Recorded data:
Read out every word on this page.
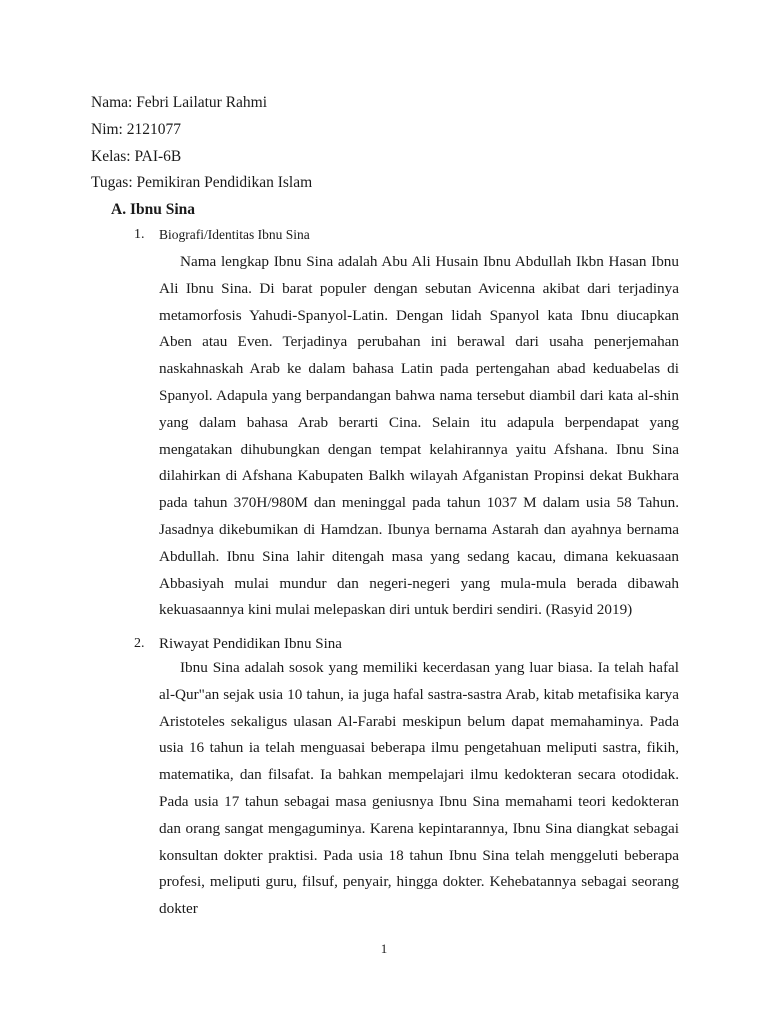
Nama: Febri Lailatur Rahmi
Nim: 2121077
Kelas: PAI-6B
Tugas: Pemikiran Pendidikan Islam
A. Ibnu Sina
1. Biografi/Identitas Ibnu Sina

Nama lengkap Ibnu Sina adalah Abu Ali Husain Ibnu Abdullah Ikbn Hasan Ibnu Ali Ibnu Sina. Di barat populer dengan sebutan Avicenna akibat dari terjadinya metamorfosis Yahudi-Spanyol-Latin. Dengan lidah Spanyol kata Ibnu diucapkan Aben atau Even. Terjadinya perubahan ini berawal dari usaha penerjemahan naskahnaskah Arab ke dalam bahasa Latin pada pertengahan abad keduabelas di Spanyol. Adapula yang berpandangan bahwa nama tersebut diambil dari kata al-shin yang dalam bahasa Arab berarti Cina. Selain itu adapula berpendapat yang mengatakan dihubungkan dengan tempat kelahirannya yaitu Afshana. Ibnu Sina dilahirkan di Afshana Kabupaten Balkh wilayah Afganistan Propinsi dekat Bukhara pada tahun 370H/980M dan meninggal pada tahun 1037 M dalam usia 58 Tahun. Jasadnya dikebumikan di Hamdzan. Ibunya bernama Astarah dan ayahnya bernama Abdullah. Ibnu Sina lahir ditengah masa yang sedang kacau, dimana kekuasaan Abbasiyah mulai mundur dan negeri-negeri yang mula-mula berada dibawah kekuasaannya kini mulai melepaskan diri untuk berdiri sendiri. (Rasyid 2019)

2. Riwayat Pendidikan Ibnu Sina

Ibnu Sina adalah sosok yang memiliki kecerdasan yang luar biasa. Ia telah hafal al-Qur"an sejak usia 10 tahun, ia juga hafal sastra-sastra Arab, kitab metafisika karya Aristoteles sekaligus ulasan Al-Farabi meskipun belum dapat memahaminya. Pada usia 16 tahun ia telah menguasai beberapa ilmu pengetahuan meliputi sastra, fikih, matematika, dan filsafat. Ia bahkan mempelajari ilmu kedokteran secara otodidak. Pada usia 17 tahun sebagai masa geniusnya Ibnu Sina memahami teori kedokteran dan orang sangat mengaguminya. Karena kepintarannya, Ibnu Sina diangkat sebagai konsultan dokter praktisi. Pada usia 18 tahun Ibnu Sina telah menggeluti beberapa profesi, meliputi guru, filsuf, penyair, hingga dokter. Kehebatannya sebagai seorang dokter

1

Directions
Reproduce the material above in full and without alteration, but skip all pictures.

Result for this exercise
Read out every word on this page.
Nama: Febri Lailatur Rahmi
Nim: 2121077
Kelas: PAI-6B
Tugas: Pemikiran Pendidikan Islam
A. Ibnu Sina
1. Biografi/Identitas Ibnu Sina

Nama lengkap Ibnu Sina adalah Abu Ali Husain Ibnu Abdullah Ikbn Hasan Ibnu Ali Ibnu Sina. Di barat populer dengan sebutan Avicenna akibat dari terjadinya metamorfosis Yahudi-Spanyol-Latin. Dengan lidah Spanyol kata Ibnu diucapkan Aben atau Even. Terjadinya perubahan ini berawal dari usaha penerjemahan naskahnaskah Arab ke dalam bahasa Latin pada pertengahan abad keduabelas di Spanyol. Adapula yang berpandangan bahwa nama tersebut diambil dari kata al-shin yang dalam bahasa Arab berarti Cina. Selain itu adapula berpendapat yang mengatakan dihubungkan dengan tempat kelahirannya yaitu Afshana. Ibnu Sina dilahirkan di Afshana Kabupaten Balkh wilayah Afganistan Propinsi dekat Bukhara pada tahun 370H/980M dan meninggal pada tahun 1037 M dalam usia 58 Tahun. Jasadnya dikebumikan di Hamdzan. Ibunya bernama Astarah dan ayahnya bernama Abdullah. Ibnu Sina lahir ditengah masa yang sedang kacau, dimana kekuasaan Abbasiyah mulai mundur dan negeri-negeri yang mula-mula berada dibawah kekuasaannya kini mulai melepaskan diri untuk berdiri sendiri. (Rasyid 2019)

2. Riwayat Pendidikan Ibnu Sina

Ibnu Sina adalah sosok yang memiliki kecerdasan yang luar biasa. Ia telah hafal al-Qur"an sejak usia 10 tahun, ia juga hafal sastra-sastra Arab, kitab metafisika karya Aristoteles sekaligus ulasan Al-Farabi meskipun belum dapat memahaminya. Pada usia 16 tahun ia telah menguasai beberapa ilmu pengetahuan meliputi sastra, fikih, matematika, dan filsafat. Ia bahkan mempelajari ilmu kedokteran secara otodidak. Pada usia 17 tahun sebagai masa geniusnya Ibnu Sina memahami teori kedokteran dan orang sangat mengaguminya. Karena kepintarannya, Ibnu Sina diangkat sebagai konsultan dokter praktisi. Pada usia 18 tahun Ibnu Sina telah menggeluti beberapa profesi, meliputi guru, filsuf, penyair, hingga dokter. Kehebatannya sebagai seorang dokter

1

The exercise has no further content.